Pull out every line below containing the word "Este".

(Data listing)
· · ·
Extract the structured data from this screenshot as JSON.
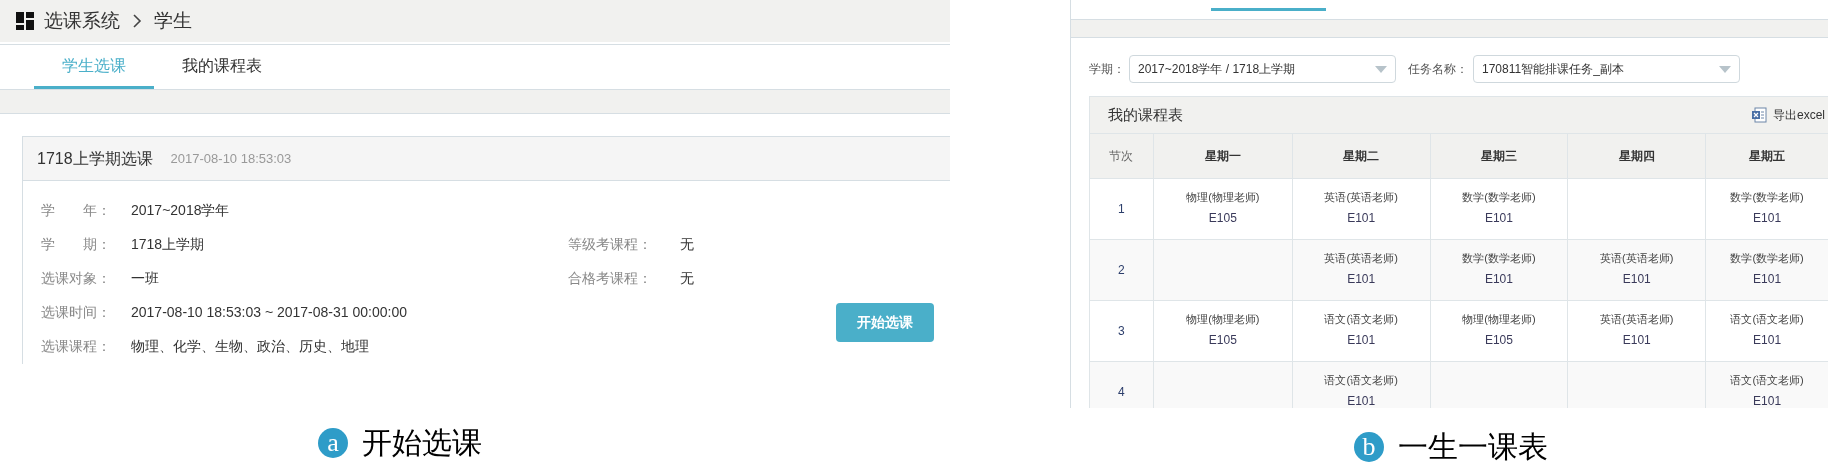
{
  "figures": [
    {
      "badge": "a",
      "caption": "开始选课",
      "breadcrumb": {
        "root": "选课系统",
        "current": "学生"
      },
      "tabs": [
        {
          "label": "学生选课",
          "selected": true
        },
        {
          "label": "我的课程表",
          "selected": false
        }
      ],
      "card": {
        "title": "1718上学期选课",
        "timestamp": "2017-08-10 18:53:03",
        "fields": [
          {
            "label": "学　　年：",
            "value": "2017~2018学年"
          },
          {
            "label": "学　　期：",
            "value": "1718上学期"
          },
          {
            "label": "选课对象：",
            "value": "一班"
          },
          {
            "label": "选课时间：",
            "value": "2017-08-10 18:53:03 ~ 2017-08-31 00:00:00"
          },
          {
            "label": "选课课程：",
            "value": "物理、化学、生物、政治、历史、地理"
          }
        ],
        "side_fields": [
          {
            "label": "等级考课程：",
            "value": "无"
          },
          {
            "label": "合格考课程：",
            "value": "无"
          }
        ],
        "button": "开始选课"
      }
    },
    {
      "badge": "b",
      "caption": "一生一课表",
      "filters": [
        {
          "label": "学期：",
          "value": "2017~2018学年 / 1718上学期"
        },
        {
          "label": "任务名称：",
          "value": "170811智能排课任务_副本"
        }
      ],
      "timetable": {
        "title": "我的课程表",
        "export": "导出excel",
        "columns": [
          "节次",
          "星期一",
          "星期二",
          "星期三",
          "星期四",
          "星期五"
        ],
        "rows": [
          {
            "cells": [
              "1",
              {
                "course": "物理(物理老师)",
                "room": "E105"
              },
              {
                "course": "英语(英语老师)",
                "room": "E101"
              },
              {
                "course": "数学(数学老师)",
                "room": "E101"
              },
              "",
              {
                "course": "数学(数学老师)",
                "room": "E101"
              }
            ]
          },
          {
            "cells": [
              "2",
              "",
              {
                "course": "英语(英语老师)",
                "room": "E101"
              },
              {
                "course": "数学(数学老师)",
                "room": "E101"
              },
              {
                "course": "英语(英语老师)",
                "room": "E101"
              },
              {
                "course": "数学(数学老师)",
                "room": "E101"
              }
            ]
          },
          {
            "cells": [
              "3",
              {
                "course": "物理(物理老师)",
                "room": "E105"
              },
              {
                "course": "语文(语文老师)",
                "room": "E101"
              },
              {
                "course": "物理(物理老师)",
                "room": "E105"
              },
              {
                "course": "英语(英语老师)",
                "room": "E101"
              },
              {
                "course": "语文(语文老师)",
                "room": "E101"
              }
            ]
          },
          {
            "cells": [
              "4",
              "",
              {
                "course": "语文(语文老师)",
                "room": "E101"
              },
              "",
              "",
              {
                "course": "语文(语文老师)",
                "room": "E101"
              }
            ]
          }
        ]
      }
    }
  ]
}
· · ·
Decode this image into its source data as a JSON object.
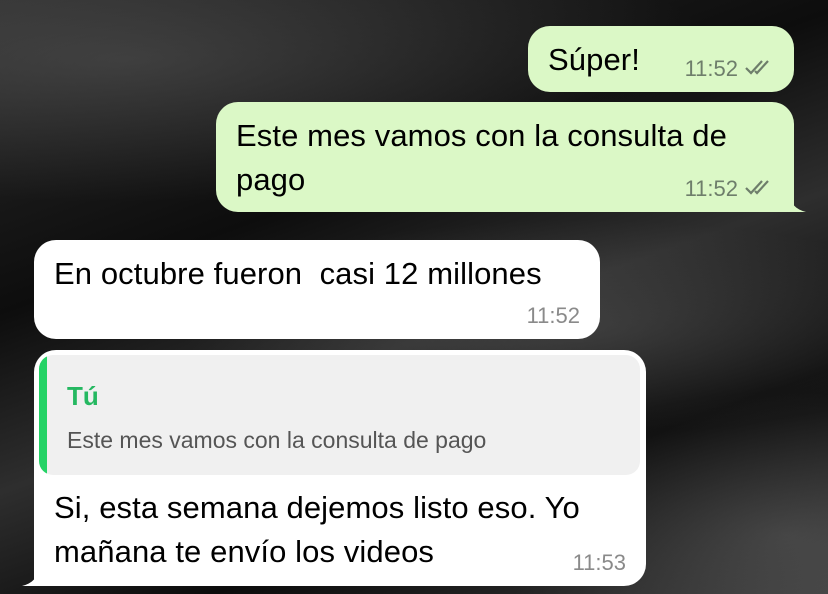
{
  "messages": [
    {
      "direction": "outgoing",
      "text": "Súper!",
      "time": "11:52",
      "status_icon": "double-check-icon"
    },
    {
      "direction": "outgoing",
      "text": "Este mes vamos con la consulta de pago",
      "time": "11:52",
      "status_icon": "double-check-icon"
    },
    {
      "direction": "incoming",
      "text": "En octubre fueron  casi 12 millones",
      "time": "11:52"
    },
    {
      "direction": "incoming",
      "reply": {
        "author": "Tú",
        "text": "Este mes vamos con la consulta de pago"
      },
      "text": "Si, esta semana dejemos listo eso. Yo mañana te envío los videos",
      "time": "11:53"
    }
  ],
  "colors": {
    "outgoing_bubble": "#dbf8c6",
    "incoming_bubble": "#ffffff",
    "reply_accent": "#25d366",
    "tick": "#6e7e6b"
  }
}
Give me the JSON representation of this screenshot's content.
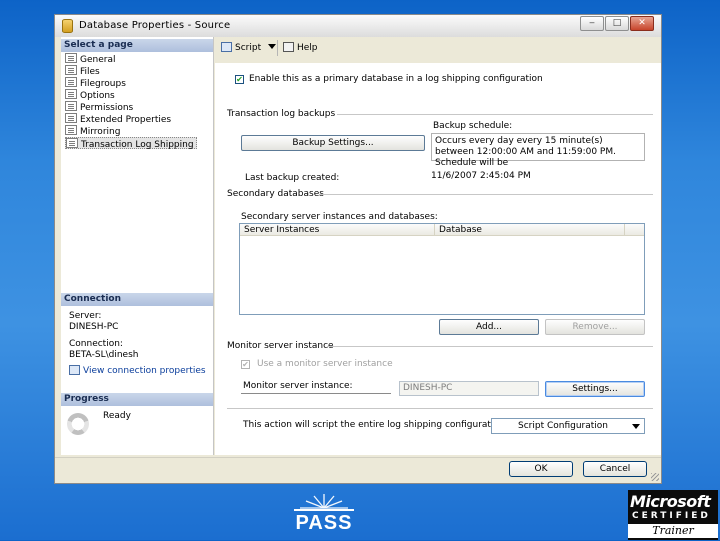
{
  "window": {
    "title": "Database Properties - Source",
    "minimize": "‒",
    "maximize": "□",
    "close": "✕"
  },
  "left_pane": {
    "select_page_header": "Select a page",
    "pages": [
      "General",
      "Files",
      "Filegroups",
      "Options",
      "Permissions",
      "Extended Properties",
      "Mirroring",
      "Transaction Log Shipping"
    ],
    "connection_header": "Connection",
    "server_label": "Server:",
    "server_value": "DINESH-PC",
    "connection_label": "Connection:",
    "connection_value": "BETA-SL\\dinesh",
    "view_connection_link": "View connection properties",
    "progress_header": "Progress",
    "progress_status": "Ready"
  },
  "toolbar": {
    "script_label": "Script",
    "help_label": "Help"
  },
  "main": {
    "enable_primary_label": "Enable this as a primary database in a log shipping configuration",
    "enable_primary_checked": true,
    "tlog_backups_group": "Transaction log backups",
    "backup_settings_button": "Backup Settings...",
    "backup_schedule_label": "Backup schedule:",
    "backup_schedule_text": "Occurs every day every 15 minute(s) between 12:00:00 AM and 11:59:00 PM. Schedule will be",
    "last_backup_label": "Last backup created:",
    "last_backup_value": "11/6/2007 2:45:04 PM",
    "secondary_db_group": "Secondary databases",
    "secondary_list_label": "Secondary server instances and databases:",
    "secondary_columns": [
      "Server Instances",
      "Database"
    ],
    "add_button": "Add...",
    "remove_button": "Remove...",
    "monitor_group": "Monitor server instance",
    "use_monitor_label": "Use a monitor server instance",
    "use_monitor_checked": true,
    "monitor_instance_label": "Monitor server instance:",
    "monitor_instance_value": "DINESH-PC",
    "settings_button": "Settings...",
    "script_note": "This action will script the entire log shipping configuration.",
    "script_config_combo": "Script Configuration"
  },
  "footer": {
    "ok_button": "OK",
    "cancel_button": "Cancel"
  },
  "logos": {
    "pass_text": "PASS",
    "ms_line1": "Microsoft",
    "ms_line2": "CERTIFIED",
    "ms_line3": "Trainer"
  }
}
· · ·
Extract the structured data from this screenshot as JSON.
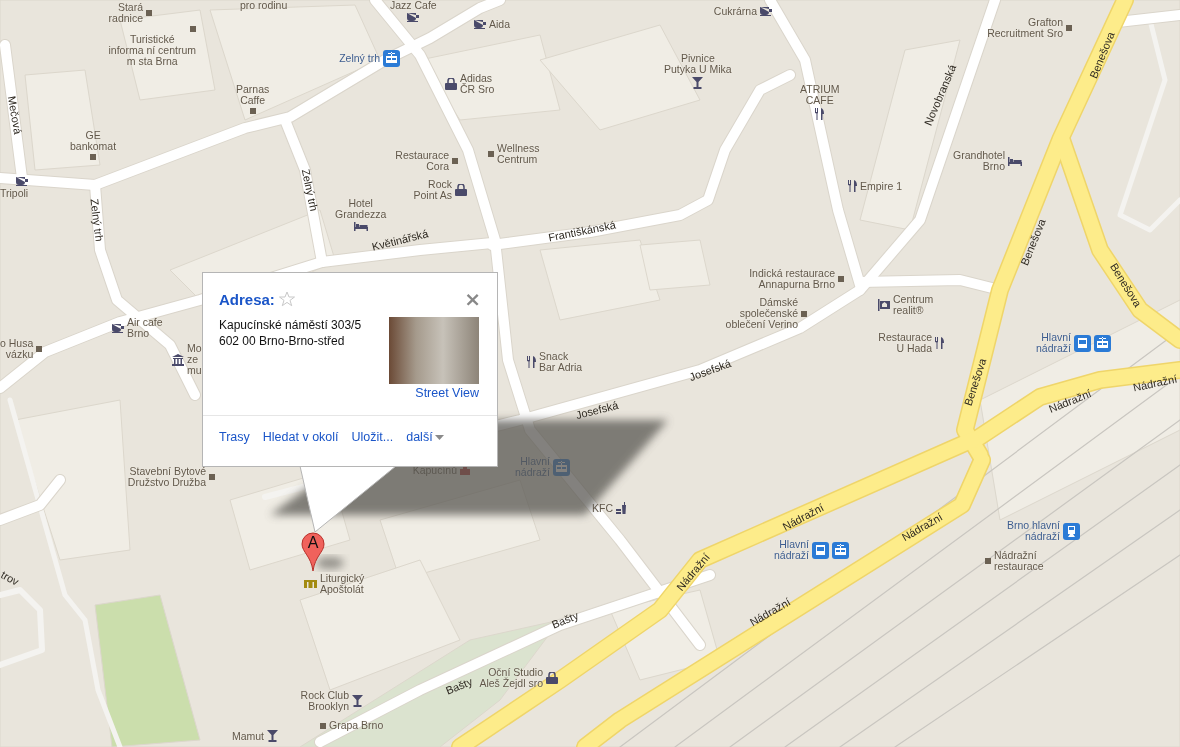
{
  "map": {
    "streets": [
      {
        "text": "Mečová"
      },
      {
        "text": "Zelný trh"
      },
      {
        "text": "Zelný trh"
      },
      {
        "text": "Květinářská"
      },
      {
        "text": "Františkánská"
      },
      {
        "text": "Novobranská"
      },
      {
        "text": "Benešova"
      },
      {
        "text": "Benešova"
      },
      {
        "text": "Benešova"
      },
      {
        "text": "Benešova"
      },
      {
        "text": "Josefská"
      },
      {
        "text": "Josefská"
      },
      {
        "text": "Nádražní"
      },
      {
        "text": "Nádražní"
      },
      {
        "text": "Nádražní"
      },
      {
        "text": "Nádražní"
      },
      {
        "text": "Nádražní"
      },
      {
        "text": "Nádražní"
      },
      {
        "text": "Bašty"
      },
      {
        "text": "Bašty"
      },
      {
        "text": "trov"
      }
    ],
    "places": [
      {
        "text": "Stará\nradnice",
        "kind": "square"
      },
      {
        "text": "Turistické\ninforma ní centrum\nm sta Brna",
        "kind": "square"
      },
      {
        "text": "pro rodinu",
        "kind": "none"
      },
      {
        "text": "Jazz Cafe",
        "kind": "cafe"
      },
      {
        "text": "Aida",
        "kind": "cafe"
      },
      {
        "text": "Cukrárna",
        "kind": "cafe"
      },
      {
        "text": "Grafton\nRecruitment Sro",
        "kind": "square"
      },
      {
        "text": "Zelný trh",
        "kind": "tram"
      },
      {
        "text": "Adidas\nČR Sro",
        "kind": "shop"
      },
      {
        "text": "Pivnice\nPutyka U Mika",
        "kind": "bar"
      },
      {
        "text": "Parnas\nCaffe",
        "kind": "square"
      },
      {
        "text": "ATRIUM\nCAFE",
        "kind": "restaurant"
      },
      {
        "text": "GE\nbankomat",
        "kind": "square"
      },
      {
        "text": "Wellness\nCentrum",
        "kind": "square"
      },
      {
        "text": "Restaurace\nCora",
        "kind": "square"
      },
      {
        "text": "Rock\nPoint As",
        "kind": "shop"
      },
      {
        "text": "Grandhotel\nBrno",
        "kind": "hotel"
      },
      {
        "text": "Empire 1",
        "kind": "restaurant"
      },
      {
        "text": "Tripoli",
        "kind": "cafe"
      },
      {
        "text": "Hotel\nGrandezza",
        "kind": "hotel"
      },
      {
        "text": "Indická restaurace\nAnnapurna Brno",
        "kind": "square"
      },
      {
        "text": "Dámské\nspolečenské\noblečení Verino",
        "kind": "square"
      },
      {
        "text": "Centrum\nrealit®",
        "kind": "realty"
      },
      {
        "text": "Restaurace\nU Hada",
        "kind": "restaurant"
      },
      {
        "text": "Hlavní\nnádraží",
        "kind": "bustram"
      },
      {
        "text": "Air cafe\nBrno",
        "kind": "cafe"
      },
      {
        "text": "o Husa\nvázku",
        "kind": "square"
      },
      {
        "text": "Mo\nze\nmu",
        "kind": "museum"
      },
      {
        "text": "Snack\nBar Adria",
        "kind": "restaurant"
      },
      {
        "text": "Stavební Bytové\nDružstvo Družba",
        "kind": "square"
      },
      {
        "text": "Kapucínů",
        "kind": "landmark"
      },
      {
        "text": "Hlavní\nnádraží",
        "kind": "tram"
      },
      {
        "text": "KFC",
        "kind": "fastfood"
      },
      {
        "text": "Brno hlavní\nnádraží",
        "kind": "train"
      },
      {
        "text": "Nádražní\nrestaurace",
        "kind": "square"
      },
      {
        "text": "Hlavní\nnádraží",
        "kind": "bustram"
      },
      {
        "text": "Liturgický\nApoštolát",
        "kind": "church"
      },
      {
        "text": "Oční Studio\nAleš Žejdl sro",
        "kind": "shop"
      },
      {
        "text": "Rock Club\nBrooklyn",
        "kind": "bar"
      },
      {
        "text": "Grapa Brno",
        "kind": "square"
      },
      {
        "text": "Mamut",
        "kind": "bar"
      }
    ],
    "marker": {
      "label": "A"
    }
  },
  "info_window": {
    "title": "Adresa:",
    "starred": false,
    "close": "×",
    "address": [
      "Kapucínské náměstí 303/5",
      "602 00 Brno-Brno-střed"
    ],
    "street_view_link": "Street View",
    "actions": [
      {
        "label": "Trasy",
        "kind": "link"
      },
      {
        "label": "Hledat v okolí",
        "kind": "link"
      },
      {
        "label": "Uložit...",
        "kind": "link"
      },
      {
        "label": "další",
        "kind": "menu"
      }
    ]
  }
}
· · ·
**Result of the exercise**
      "text": "Este mes vamos con la consulta de pago",
        "text": "Este mes vamos con la consulta de pago"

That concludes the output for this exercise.